## Stored items from a collection

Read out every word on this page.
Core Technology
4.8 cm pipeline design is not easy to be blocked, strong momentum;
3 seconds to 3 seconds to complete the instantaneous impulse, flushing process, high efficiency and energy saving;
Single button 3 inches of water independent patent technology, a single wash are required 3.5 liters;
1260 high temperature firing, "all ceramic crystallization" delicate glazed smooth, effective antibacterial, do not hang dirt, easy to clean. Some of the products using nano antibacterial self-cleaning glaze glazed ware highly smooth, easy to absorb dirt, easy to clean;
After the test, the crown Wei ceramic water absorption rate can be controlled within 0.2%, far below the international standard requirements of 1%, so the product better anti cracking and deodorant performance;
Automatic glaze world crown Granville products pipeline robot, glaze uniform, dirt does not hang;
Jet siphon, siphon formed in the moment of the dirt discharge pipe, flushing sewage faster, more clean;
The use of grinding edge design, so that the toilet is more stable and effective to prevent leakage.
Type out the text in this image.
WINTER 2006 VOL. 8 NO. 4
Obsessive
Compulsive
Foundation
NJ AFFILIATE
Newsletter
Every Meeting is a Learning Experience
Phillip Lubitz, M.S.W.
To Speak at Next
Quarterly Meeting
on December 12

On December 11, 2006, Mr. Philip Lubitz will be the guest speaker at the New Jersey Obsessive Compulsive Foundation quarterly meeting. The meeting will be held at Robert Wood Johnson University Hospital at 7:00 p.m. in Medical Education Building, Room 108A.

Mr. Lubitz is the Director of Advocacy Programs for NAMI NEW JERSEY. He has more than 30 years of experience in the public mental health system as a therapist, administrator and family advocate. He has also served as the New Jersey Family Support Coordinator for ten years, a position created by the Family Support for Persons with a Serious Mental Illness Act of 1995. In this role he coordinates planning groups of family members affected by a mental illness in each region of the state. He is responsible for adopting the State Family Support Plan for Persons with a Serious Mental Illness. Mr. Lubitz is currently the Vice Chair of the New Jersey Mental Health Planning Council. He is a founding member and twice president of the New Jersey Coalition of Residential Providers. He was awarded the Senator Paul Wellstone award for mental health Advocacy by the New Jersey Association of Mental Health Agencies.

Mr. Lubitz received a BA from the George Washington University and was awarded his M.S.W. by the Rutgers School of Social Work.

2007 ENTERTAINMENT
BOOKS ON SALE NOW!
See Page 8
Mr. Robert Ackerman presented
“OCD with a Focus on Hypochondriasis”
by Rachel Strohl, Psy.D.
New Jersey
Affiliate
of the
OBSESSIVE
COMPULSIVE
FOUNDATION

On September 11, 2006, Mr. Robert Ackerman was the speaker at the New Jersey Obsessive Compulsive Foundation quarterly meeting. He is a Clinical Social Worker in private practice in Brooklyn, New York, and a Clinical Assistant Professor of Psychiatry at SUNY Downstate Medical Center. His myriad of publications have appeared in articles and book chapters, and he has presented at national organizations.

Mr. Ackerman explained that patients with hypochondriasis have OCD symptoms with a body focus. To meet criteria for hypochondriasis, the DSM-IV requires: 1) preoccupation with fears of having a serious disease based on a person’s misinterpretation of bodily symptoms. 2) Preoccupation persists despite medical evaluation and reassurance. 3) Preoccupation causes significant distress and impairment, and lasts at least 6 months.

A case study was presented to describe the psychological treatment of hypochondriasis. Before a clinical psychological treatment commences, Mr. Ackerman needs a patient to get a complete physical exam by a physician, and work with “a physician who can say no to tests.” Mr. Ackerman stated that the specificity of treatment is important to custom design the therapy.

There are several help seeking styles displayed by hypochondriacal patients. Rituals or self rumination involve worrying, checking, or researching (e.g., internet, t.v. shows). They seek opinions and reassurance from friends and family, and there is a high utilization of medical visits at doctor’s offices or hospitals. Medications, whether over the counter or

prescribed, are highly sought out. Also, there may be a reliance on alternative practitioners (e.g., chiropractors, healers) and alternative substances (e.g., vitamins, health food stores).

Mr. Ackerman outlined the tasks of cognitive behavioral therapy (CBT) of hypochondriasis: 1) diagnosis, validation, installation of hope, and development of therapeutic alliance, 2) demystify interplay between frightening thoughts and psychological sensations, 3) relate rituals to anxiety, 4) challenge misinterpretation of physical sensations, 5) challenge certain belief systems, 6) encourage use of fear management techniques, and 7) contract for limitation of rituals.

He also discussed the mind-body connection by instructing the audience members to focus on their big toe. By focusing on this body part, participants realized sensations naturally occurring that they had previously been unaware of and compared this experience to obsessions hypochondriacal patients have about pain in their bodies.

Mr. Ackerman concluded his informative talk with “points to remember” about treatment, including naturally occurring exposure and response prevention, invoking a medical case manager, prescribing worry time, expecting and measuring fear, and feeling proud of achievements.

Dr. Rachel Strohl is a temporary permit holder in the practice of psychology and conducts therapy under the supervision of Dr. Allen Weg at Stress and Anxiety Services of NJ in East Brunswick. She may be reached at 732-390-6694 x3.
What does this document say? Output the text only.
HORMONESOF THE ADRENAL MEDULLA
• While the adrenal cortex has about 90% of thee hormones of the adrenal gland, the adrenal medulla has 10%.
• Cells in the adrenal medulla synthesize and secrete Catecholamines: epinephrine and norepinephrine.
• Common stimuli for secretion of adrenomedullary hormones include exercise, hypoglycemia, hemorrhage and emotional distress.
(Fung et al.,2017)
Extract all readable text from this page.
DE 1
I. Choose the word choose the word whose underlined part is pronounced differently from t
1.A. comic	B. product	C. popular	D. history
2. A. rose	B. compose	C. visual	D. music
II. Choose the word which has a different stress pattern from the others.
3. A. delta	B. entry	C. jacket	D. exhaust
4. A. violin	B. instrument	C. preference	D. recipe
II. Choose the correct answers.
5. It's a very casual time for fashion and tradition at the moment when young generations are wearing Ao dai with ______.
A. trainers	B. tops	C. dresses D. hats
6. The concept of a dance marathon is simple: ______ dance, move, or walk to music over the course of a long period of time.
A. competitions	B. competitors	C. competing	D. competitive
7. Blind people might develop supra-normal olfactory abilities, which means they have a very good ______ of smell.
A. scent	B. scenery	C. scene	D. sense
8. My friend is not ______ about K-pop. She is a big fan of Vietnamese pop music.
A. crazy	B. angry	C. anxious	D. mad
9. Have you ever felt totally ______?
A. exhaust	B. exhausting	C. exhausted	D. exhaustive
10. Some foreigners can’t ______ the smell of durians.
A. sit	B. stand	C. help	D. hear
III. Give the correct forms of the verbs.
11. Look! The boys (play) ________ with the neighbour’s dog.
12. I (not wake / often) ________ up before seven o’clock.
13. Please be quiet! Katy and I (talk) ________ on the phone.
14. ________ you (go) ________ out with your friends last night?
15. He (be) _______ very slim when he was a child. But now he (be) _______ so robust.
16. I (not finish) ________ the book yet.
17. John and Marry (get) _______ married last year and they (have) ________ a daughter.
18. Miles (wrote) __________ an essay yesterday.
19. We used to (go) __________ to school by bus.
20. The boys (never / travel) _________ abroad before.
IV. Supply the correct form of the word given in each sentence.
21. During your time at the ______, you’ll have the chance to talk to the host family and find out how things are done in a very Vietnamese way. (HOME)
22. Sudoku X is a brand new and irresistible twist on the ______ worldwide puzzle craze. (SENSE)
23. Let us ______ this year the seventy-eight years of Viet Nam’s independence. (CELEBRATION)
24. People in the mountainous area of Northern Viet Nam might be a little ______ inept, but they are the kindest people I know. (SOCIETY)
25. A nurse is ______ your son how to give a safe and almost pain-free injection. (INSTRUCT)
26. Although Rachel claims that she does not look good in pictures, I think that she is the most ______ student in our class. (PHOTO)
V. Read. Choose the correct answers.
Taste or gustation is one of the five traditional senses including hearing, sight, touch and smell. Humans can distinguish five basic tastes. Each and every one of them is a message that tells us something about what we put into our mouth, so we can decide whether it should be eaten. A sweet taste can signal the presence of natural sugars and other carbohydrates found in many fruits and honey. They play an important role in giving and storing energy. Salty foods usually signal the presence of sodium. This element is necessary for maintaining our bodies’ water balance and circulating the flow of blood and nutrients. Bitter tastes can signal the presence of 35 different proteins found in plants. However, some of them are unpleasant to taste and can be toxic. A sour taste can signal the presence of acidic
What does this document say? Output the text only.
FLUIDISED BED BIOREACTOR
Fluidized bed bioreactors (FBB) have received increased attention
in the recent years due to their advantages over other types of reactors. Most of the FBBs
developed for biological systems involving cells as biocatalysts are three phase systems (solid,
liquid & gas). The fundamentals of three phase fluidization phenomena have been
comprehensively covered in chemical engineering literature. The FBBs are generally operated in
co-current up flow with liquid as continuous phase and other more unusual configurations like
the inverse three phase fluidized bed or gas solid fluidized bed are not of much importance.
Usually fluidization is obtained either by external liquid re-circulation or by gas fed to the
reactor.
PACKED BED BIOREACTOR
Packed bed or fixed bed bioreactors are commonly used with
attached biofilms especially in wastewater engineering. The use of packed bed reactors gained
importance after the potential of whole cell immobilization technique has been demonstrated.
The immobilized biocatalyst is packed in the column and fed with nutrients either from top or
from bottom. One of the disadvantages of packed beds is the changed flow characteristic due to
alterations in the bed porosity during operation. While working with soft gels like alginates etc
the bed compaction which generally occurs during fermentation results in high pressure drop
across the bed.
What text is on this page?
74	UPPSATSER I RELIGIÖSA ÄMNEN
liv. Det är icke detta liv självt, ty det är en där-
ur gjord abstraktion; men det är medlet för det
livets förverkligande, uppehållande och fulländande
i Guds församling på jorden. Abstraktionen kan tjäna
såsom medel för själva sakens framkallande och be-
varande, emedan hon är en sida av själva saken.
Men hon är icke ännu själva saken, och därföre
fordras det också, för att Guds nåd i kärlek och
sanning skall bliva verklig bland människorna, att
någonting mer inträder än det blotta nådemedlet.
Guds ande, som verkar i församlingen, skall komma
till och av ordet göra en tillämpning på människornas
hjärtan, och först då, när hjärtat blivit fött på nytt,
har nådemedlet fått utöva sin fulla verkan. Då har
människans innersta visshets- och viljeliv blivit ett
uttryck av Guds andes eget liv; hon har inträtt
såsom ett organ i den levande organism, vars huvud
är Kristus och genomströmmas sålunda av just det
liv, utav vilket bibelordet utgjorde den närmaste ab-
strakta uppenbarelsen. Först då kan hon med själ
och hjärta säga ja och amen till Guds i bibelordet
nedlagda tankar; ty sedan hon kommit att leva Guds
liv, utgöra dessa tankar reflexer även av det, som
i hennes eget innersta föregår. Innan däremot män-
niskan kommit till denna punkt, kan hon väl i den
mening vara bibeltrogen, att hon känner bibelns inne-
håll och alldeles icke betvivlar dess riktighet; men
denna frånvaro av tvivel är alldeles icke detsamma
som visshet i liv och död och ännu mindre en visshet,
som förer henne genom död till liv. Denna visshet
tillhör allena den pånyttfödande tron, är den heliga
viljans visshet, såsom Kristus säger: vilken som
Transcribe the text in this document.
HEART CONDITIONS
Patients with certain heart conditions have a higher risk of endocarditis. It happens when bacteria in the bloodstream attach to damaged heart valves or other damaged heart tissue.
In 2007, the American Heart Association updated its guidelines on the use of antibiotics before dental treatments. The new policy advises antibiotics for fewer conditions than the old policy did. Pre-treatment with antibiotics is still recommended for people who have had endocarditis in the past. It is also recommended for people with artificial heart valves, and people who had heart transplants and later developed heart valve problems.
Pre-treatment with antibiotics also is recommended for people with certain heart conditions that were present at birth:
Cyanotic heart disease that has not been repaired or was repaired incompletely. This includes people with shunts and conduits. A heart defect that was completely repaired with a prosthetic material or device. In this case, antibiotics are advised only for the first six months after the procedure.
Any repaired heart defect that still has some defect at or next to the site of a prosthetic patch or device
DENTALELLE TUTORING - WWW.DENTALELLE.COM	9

## Your goal
Scan the data above. Return every line with "Guds" in it.

## Your response
i Guds församling på jorden. Abstraktionen kan tjäna
fordras det också, för att Guds nåd i kärlek och
Guds ande, som verkar i församlingen, skall komma
uttryck av Guds andes eget liv; hon har inträtt
och hjärta säga ja och amen till Guds i bibelordet
nedlagda tankar; ty sedan hon kommit att leva Guds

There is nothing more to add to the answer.